> **Description of the task**
Repeat, exactly and completely, the material that follows. Omit the pictures.

-- start of Exercise material --

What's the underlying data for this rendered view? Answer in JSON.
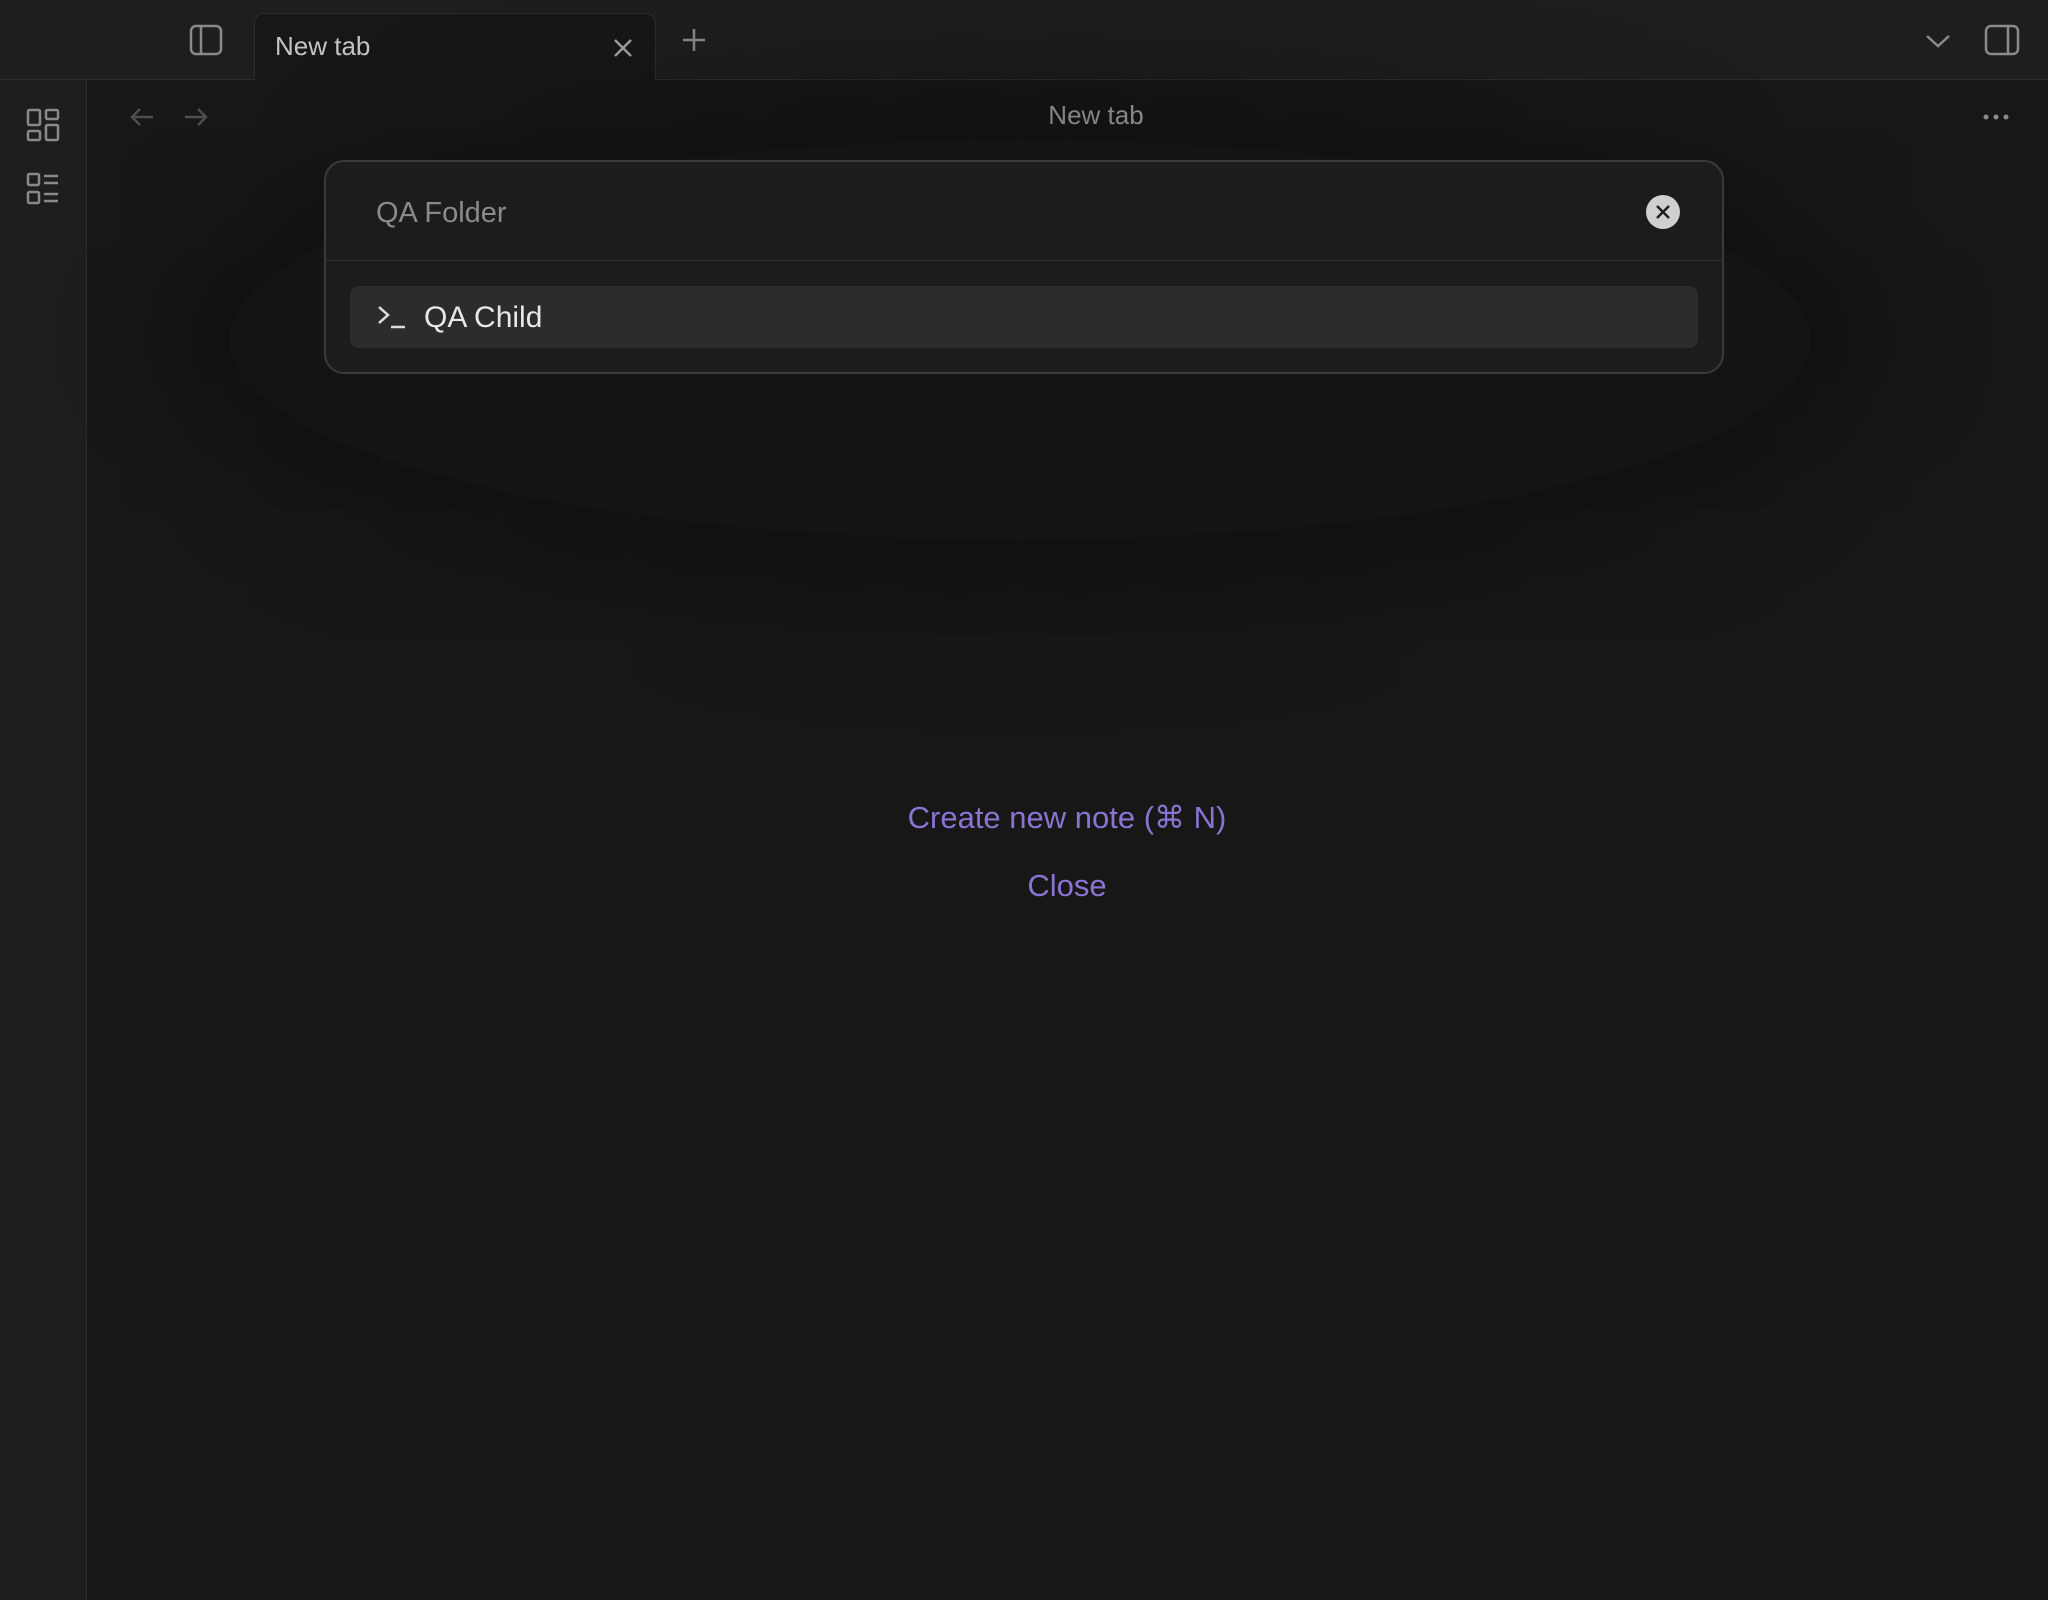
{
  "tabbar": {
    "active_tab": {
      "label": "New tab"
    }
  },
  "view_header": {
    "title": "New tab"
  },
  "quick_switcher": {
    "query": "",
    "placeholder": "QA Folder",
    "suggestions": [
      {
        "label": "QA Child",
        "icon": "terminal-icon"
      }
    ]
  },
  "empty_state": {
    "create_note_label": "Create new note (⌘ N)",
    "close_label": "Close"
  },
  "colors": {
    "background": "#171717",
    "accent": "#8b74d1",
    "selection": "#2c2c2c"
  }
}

-- end of Exercise material --

> **Solution to this exercise**
What's the underlying data for this rendered view? Answer in JSON.
{
  "tabbar": {
    "active_tab": {
      "label": "New tab"
    }
  },
  "view_header": {
    "title": "New tab"
  },
  "quick_switcher": {
    "query": "",
    "placeholder": "QA Folder",
    "suggestions": [
      {
        "label": "QA Child",
        "icon": "terminal-icon"
      }
    ]
  },
  "empty_state": {
    "create_note_label": "Create new note (⌘ N)",
    "close_label": "Close"
  },
  "colors": {
    "background": "#171717",
    "accent": "#8b74d1",
    "selection": "#2c2c2c"
  }
}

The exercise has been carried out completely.